Instruction » Retype the material that follows, keeping every word as it is.

▽

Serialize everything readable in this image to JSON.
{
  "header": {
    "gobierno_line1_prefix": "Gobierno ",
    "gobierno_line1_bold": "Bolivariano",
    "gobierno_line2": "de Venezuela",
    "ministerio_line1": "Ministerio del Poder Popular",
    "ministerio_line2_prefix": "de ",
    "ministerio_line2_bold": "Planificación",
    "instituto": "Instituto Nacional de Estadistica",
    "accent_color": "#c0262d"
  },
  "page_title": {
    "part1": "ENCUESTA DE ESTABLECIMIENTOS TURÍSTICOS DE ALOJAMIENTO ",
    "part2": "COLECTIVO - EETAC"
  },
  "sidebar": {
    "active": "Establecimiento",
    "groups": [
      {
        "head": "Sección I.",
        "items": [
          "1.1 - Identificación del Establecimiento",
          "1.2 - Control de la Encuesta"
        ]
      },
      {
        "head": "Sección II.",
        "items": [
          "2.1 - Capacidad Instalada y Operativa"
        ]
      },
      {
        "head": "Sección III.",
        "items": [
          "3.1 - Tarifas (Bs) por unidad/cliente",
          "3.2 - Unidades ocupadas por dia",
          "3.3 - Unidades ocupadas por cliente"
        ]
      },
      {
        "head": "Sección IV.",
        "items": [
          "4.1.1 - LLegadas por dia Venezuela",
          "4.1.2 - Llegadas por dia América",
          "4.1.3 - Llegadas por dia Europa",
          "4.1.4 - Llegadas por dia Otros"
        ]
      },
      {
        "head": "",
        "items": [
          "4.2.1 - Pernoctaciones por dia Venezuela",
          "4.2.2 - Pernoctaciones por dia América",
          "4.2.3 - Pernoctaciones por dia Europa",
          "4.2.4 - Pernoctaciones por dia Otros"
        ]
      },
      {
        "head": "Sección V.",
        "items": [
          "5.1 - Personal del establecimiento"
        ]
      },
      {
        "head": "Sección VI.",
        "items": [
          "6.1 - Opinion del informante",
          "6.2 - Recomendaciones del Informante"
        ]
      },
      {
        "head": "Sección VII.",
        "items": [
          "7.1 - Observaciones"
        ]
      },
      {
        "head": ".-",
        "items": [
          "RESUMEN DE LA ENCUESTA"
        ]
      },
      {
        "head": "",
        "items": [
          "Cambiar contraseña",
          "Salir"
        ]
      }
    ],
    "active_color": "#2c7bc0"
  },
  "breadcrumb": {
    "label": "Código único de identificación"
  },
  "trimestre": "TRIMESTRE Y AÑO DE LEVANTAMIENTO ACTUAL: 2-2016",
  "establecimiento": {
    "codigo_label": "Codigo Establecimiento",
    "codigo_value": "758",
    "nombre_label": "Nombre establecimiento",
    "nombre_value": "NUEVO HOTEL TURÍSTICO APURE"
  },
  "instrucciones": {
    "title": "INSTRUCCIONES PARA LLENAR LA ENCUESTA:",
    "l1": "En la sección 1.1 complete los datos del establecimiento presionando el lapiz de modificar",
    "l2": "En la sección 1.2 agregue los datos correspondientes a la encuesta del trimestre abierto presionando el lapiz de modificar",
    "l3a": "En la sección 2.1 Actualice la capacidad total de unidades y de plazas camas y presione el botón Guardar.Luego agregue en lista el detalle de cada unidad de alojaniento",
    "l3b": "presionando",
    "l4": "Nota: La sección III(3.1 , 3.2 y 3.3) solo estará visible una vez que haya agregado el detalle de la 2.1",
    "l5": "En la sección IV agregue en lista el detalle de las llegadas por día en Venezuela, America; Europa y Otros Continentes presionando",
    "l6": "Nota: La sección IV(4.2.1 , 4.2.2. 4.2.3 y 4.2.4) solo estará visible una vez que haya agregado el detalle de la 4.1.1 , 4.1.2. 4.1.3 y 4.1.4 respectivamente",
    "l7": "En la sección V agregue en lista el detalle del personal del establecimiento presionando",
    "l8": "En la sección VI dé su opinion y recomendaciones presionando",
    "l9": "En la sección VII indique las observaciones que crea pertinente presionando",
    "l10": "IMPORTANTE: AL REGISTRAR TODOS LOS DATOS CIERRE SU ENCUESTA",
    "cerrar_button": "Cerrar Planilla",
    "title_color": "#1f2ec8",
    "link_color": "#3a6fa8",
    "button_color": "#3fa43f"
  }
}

△

Complete answer »
Serialize everything readable in this image to JSON.
{
  "header": {
    "gobierno_line1_prefix": "Gobierno ",
    "gobierno_line1_bold": "Bolivariano",
    "gobierno_line2": "de Venezuela",
    "ministerio_line1": "Ministerio del Poder Popular",
    "ministerio_line2_prefix": "de ",
    "ministerio_line2_bold": "Planificación",
    "instituto": "Instituto Nacional de Estadistica",
    "accent_color": "#c0262d"
  },
  "page_title": {
    "part1": "ENCUESTA DE ESTABLECIMIENTOS TURÍSTICOS DE ALOJAMIENTO ",
    "part2": "COLECTIVO - EETAC"
  },
  "sidebar": {
    "active": "Establecimiento",
    "groups": [
      {
        "head": "Sección I.",
        "items": [
          "1.1 - Identificación del Establecimiento",
          "1.2 - Control de la Encuesta"
        ]
      },
      {
        "head": "Sección II.",
        "items": [
          "2.1 - Capacidad Instalada y Operativa"
        ]
      },
      {
        "head": "Sección III.",
        "items": [
          "3.1 - Tarifas (Bs) por unidad/cliente",
          "3.2 - Unidades ocupadas por dia",
          "3.3 - Unidades ocupadas por cliente"
        ]
      },
      {
        "head": "Sección IV.",
        "items": [
          "4.1.1 - LLegadas por dia Venezuela",
          "4.1.2 - Llegadas por dia América",
          "4.1.3 - Llegadas por dia Europa",
          "4.1.4 - Llegadas por dia Otros"
        ]
      },
      {
        "head": "",
        "items": [
          "4.2.1 - Pernoctaciones por dia Venezuela",
          "4.2.2 - Pernoctaciones por dia América",
          "4.2.3 - Pernoctaciones por dia Europa",
          "4.2.4 - Pernoctaciones por dia Otros"
        ]
      },
      {
        "head": "Sección V.",
        "items": [
          "5.1 - Personal del establecimiento"
        ]
      },
      {
        "head": "Sección VI.",
        "items": [
          "6.1 - Opinion del informante",
          "6.2 - Recomendaciones del Informante"
        ]
      },
      {
        "head": "Sección VII.",
        "items": [
          "7.1 - Observaciones"
        ]
      },
      {
        "head": ".-",
        "items": [
          "RESUMEN DE LA ENCUESTA"
        ]
      },
      {
        "head": "",
        "items": [
          "Cambiar contraseña",
          "Salir"
        ]
      }
    ],
    "active_color": "#2c7bc0"
  },
  "breadcrumb": {
    "label": "Código único de identificación"
  },
  "trimestre": "TRIMESTRE Y AÑO DE LEVANTAMIENTO ACTUAL: 2-2016",
  "establecimiento": {
    "codigo_label": "Codigo Establecimiento",
    "codigo_value": "758",
    "nombre_label": "Nombre establecimiento",
    "nombre_value": "NUEVO HOTEL TURÍSTICO APURE"
  },
  "instrucciones": {
    "title": "INSTRUCCIONES PARA LLENAR LA ENCUESTA:",
    "l1": "En la sección 1.1 complete los datos del establecimiento presionando el lapiz de modificar",
    "l2": "En la sección 1.2 agregue los datos correspondientes a la encuesta del trimestre abierto presionando el lapiz de modificar",
    "l3a": "En la sección 2.1 Actualice la capacidad total de unidades y de plazas camas y presione el botón Guardar.Luego agregue en lista el detalle de cada unidad de alojaniento",
    "l3b": "presionando",
    "l4": "Nota: La sección III(3.1 , 3.2 y 3.3) solo estará visible una vez que haya agregado el detalle de la 2.1",
    "l5": "En la sección IV agregue en lista el detalle de las llegadas por día en Venezuela, America; Europa y Otros Continentes presionando",
    "l6": "Nota: La sección IV(4.2.1 , 4.2.2. 4.2.3 y 4.2.4) solo estará visible una vez que haya agregado el detalle de la 4.1.1 , 4.1.2. 4.1.3 y 4.1.4 respectivamente",
    "l7": "En la sección V agregue en lista el detalle del personal del establecimiento presionando",
    "l8": "En la sección VI dé su opinion y recomendaciones presionando",
    "l9": "En la sección VII indique las observaciones que crea pertinente presionando",
    "l10": "IMPORTANTE: AL REGISTRAR TODOS LOS DATOS CIERRE SU ENCUESTA",
    "cerrar_button": "Cerrar Planilla",
    "title_color": "#1f2ec8",
    "link_color": "#3a6fa8",
    "button_color": "#3fa43f"
  }
}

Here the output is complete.